TASK DETAILS: Give back the whole listing exactly as shown.

* START EXTRACTED ENTRIES *

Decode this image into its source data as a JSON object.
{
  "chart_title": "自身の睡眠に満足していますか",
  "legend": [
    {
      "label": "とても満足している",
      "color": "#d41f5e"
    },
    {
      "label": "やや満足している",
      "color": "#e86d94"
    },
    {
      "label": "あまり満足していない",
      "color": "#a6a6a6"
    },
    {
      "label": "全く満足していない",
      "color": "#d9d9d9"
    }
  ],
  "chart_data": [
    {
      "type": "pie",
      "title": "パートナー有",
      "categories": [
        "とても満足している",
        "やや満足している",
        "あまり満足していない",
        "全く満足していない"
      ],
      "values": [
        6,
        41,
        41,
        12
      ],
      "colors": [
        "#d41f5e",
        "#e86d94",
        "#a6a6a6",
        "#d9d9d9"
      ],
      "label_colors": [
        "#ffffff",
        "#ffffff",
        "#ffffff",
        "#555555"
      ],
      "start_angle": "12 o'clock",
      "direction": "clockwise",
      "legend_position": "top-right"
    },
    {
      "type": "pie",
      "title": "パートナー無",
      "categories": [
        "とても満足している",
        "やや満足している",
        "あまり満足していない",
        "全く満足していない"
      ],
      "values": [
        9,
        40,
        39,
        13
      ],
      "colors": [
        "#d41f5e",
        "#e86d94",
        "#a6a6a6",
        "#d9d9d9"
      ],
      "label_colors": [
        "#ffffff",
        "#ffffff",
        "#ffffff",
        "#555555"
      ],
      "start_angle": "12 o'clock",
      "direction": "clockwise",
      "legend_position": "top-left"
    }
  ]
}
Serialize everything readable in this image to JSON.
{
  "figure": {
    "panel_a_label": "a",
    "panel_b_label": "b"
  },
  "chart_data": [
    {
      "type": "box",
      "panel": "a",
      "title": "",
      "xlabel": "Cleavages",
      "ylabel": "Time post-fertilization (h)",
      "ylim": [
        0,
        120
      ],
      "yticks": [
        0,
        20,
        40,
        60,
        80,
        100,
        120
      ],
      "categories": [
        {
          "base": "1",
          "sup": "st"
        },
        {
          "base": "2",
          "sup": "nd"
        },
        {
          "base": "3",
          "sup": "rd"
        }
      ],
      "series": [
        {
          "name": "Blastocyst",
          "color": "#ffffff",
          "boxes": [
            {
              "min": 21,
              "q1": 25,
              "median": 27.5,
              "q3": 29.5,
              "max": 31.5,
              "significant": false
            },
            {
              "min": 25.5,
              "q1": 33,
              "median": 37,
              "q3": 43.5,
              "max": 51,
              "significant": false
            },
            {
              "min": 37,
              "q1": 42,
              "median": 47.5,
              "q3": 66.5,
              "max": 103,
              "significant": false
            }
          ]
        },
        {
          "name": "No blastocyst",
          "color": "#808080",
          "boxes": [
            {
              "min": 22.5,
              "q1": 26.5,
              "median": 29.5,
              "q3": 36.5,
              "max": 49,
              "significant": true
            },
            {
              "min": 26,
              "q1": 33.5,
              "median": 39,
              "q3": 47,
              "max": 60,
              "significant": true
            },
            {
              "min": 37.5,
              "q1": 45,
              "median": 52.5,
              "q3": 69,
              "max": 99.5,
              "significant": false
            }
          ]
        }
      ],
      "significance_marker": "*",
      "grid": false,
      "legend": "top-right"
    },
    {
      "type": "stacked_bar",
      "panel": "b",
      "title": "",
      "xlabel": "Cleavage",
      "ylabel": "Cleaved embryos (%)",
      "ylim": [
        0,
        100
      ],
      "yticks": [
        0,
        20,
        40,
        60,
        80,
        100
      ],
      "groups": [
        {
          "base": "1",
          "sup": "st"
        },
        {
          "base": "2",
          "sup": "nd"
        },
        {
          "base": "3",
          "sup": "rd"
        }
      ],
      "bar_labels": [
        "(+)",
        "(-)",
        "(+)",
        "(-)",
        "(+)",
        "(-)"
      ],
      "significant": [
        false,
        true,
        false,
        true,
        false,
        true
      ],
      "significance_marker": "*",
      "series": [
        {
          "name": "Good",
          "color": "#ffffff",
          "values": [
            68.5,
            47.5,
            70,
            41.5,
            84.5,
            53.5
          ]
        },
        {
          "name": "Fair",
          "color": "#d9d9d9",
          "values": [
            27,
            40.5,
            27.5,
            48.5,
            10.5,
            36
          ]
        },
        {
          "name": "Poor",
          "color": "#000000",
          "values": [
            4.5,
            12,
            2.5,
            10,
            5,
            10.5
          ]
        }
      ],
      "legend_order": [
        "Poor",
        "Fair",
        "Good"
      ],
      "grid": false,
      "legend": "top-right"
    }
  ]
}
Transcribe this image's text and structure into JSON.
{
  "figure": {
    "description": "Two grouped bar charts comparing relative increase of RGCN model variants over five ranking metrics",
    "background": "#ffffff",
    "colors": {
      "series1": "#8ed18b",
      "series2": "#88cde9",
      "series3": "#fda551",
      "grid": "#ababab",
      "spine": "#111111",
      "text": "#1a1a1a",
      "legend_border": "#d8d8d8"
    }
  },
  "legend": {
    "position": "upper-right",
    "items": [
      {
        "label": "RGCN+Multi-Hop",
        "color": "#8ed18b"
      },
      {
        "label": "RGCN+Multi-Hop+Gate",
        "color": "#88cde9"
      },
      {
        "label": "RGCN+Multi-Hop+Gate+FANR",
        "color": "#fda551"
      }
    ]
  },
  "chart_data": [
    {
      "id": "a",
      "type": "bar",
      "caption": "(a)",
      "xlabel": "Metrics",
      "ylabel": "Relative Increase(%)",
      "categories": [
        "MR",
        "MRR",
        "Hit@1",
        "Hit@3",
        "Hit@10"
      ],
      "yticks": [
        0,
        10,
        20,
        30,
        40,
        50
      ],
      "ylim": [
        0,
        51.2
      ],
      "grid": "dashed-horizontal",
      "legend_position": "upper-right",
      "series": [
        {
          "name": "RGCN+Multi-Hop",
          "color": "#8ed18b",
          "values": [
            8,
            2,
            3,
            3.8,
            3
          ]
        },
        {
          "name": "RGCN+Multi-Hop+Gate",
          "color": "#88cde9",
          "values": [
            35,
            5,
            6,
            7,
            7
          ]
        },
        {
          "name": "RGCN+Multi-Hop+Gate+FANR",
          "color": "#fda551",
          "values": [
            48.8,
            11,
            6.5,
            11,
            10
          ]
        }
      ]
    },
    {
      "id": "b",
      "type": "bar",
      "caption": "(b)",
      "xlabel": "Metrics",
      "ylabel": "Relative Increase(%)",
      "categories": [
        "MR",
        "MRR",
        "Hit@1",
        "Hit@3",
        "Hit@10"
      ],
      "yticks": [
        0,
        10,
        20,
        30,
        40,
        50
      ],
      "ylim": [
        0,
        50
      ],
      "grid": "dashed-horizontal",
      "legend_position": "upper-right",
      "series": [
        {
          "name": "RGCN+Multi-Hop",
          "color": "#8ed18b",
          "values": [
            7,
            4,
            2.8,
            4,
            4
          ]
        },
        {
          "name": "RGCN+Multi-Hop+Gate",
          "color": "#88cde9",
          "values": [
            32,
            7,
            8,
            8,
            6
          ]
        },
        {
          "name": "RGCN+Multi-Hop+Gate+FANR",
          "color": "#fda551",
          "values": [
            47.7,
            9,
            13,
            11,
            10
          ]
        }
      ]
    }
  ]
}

* END EXTRACTED ENTRIES *

RESPONSE TO THIS EXERCISE:
Decode this image into its source data as a JSON object.
{
  "chart_title": "自身の睡眠に満足していますか",
  "legend": [
    {
      "label": "とても満足している",
      "color": "#d41f5e"
    },
    {
      "label": "やや満足している",
      "color": "#e86d94"
    },
    {
      "label": "あまり満足していない",
      "color": "#a6a6a6"
    },
    {
      "label": "全く満足していない",
      "color": "#d9d9d9"
    }
  ],
  "chart_data": [
    {
      "type": "pie",
      "title": "パートナー有",
      "categories": [
        "とても満足している",
        "やや満足している",
        "あまり満足していない",
        "全く満足していない"
      ],
      "values": [
        6,
        41,
        41,
        12
      ],
      "colors": [
        "#d41f5e",
        "#e86d94",
        "#a6a6a6",
        "#d9d9d9"
      ],
      "label_colors": [
        "#ffffff",
        "#ffffff",
        "#ffffff",
        "#555555"
      ],
      "start_angle": "12 o'clock",
      "direction": "clockwise",
      "legend_position": "top-right"
    },
    {
      "type": "pie",
      "title": "パートナー無",
      "categories": [
        "とても満足している",
        "やや満足している",
        "あまり満足していない",
        "全く満足していない"
      ],
      "values": [
        9,
        40,
        39,
        13
      ],
      "colors": [
        "#d41f5e",
        "#e86d94",
        "#a6a6a6",
        "#d9d9d9"
      ],
      "label_colors": [
        "#ffffff",
        "#ffffff",
        "#ffffff",
        "#555555"
      ],
      "start_angle": "12 o'clock",
      "direction": "clockwise",
      "legend_position": "top-left"
    }
  ]
}
Serialize everything readable in this image to JSON.
{
  "figure": {
    "panel_a_label": "a",
    "panel_b_label": "b"
  },
  "chart_data": [
    {
      "type": "box",
      "panel": "a",
      "title": "",
      "xlabel": "Cleavages",
      "ylabel": "Time post-fertilization (h)",
      "ylim": [
        0,
        120
      ],
      "yticks": [
        0,
        20,
        40,
        60,
        80,
        100,
        120
      ],
      "categories": [
        {
          "base": "1",
          "sup": "st"
        },
        {
          "base": "2",
          "sup": "nd"
        },
        {
          "base": "3",
          "sup": "rd"
        }
      ],
      "series": [
        {
          "name": "Blastocyst",
          "color": "#ffffff",
          "boxes": [
            {
              "min": 21,
              "q1": 25,
              "median": 27.5,
              "q3": 29.5,
              "max": 31.5,
              "significant": false
            },
            {
              "min": 25.5,
              "q1": 33,
              "median": 37,
              "q3": 43.5,
              "max": 51,
              "significant": false
            },
            {
              "min": 37,
              "q1": 42,
              "median": 47.5,
              "q3": 66.5,
              "max": 103,
              "significant": false
            }
          ]
        },
        {
          "name": "No blastocyst",
          "color": "#808080",
          "boxes": [
            {
              "min": 22.5,
              "q1": 26.5,
              "median": 29.5,
              "q3": 36.5,
              "max": 49,
              "significant": true
            },
            {
              "min": 26,
              "q1": 33.5,
              "median": 39,
              "q3": 47,
              "max": 60,
              "significant": true
            },
            {
              "min": 37.5,
              "q1": 45,
              "median": 52.5,
              "q3": 69,
              "max": 99.5,
              "significant": false
            }
          ]
        }
      ],
      "significance_marker": "*",
      "grid": false,
      "legend": "top-right"
    },
    {
      "type": "stacked_bar",
      "panel": "b",
      "title": "",
      "xlabel": "Cleavage",
      "ylabel": "Cleaved embryos (%)",
      "ylim": [
        0,
        100
      ],
      "yticks": [
        0,
        20,
        40,
        60,
        80,
        100
      ],
      "groups": [
        {
          "base": "1",
          "sup": "st"
        },
        {
          "base": "2",
          "sup": "nd"
        },
        {
          "base": "3",
          "sup": "rd"
        }
      ],
      "bar_labels": [
        "(+)",
        "(-)",
        "(+)",
        "(-)",
        "(+)",
        "(-)"
      ],
      "significant": [
        false,
        true,
        false,
        true,
        false,
        true
      ],
      "significance_marker": "*",
      "series": [
        {
          "name": "Good",
          "color": "#ffffff",
          "values": [
            68.5,
            47.5,
            70,
            41.5,
            84.5,
            53.5
          ]
        },
        {
          "name": "Fair",
          "color": "#d9d9d9",
          "values": [
            27,
            40.5,
            27.5,
            48.5,
            10.5,
            36
          ]
        },
        {
          "name": "Poor",
          "color": "#000000",
          "values": [
            4.5,
            12,
            2.5,
            10,
            5,
            10.5
          ]
        }
      ],
      "legend_order": [
        "Poor",
        "Fair",
        "Good"
      ],
      "grid": false,
      "legend": "top-right"
    }
  ]
}
Transcribe this image's text and structure into JSON.
{
  "figure": {
    "description": "Two grouped bar charts comparing relative increase of RGCN model variants over five ranking metrics",
    "background": "#ffffff",
    "colors": {
      "series1": "#8ed18b",
      "series2": "#88cde9",
      "series3": "#fda551",
      "grid": "#ababab",
      "spine": "#111111",
      "text": "#1a1a1a",
      "legend_border": "#d8d8d8"
    }
  },
  "legend": {
    "position": "upper-right",
    "items": [
      {
        "label": "RGCN+Multi-Hop",
        "color": "#8ed18b"
      },
      {
        "label": "RGCN+Multi-Hop+Gate",
        "color": "#88cde9"
      },
      {
        "label": "RGCN+Multi-Hop+Gate+FANR",
        "color": "#fda551"
      }
    ]
  },
  "chart_data": [
    {
      "id": "a",
      "type": "bar",
      "caption": "(a)",
      "xlabel": "Metrics",
      "ylabel": "Relative Increase(%)",
      "categories": [
        "MR",
        "MRR",
        "Hit@1",
        "Hit@3",
        "Hit@10"
      ],
      "yticks": [
        0,
        10,
        20,
        30,
        40,
        50
      ],
      "ylim": [
        0,
        51.2
      ],
      "grid": "dashed-horizontal",
      "legend_position": "upper-right",
      "series": [
        {
          "name": "RGCN+Multi-Hop",
          "color": "#8ed18b",
          "values": [
            8,
            2,
            3,
            3.8,
            3
          ]
        },
        {
          "name": "RGCN+Multi-Hop+Gate",
          "color": "#88cde9",
          "values": [
            35,
            5,
            6,
            7,
            7
          ]
        },
        {
          "name": "RGCN+Multi-Hop+Gate+FANR",
          "color": "#fda551",
          "values": [
            48.8,
            11,
            6.5,
            11,
            10
          ]
        }
      ]
    },
    {
      "id": "b",
      "type": "bar",
      "caption": "(b)",
      "xlabel": "Metrics",
      "ylabel": "Relative Increase(%)",
      "categories": [
        "MR",
        "MRR",
        "Hit@1",
        "Hit@3",
        "Hit@10"
      ],
      "yticks": [
        0,
        10,
        20,
        30,
        40,
        50
      ],
      "ylim": [
        0,
        50
      ],
      "grid": "dashed-horizontal",
      "legend_position": "upper-right",
      "series": [
        {
          "name": "RGCN+Multi-Hop",
          "color": "#8ed18b",
          "values": [
            7,
            4,
            2.8,
            4,
            4
          ]
        },
        {
          "name": "RGCN+Multi-Hop+Gate",
          "color": "#88cde9",
          "values": [
            32,
            7,
            8,
            8,
            6
          ]
        },
        {
          "name": "RGCN+Multi-Hop+Gate+FANR",
          "color": "#fda551",
          "values": [
            47.7,
            9,
            13,
            11,
            10
          ]
        }
      ]
    }
  ]
}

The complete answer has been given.